- **Records to use**
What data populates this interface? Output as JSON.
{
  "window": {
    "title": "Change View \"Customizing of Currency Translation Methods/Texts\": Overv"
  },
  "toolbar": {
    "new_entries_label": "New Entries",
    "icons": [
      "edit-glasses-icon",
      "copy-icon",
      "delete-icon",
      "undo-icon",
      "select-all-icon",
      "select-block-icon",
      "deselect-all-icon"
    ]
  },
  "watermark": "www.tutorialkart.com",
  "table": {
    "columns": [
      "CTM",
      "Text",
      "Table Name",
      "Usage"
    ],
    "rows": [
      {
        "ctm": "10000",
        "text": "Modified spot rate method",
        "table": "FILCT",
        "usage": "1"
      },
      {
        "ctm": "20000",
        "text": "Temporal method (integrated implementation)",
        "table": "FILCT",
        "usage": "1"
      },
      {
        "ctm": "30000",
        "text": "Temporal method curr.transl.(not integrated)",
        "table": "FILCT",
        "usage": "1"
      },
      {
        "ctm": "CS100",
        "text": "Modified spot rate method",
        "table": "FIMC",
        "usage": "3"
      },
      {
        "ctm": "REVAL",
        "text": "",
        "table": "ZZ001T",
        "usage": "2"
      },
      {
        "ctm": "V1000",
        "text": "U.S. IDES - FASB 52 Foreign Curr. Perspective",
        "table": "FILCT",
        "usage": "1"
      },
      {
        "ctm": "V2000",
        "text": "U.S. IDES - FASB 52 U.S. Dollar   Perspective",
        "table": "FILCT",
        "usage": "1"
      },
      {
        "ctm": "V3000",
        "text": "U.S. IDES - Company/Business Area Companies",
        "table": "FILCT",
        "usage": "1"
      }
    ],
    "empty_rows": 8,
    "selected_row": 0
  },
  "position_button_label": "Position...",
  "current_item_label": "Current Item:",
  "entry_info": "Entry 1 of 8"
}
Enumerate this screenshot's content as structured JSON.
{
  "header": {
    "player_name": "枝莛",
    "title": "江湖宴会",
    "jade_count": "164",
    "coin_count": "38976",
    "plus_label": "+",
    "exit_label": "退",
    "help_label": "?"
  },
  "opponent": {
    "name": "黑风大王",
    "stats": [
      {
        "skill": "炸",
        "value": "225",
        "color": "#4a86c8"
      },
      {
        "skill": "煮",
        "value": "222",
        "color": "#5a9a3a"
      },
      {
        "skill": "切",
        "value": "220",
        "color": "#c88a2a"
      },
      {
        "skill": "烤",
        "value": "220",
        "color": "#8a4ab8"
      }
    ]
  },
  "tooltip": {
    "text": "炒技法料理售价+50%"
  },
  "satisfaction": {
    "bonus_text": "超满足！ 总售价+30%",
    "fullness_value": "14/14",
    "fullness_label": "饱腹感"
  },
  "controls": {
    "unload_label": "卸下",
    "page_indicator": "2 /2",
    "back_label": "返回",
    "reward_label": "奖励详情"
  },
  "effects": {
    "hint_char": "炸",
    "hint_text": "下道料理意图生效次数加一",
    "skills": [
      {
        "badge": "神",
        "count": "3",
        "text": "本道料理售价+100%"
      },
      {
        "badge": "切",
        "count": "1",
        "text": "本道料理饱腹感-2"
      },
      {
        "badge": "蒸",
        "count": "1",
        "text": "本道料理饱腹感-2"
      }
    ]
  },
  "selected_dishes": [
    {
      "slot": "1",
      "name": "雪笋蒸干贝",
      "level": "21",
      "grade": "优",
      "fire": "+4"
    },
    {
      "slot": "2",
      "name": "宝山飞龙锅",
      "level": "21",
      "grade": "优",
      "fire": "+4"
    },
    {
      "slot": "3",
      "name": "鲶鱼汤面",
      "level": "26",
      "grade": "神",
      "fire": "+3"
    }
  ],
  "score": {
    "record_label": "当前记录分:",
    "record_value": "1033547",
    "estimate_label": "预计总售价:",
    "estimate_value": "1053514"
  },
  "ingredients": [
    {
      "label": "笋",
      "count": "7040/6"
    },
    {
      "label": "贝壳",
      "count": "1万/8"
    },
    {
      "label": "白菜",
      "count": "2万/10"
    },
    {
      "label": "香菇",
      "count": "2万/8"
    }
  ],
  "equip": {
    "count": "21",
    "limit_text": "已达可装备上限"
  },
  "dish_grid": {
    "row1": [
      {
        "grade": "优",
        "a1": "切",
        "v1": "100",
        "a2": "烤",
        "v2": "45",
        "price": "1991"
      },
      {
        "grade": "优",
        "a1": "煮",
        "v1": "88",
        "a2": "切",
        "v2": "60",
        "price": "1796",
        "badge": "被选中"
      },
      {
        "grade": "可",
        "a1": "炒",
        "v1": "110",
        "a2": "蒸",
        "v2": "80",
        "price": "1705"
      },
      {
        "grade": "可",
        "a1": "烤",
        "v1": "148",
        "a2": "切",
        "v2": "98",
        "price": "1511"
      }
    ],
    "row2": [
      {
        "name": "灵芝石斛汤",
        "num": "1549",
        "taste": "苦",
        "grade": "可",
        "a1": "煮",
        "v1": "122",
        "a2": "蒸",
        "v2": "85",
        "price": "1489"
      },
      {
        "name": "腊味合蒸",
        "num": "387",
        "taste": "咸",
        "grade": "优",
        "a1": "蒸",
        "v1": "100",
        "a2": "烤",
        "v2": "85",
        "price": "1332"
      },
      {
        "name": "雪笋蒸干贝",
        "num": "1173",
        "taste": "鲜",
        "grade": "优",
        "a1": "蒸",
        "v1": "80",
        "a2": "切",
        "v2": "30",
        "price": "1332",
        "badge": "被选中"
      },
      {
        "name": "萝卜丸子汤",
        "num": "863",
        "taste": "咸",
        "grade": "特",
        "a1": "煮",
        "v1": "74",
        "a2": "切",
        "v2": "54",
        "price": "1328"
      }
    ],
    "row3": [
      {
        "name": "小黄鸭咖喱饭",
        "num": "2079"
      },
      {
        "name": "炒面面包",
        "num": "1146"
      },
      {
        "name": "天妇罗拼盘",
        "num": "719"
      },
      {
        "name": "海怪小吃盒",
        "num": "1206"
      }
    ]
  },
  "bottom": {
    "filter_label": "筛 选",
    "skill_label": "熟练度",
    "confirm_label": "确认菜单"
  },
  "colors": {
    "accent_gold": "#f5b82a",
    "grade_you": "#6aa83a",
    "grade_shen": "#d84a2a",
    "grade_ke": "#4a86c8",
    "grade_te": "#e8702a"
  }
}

- **The exercise**
From the entries above, copy every line containing the word "JSON".

- **Full output**
What data populates this interface? Output as JSON.
Enumerate this screenshot's content as structured JSON.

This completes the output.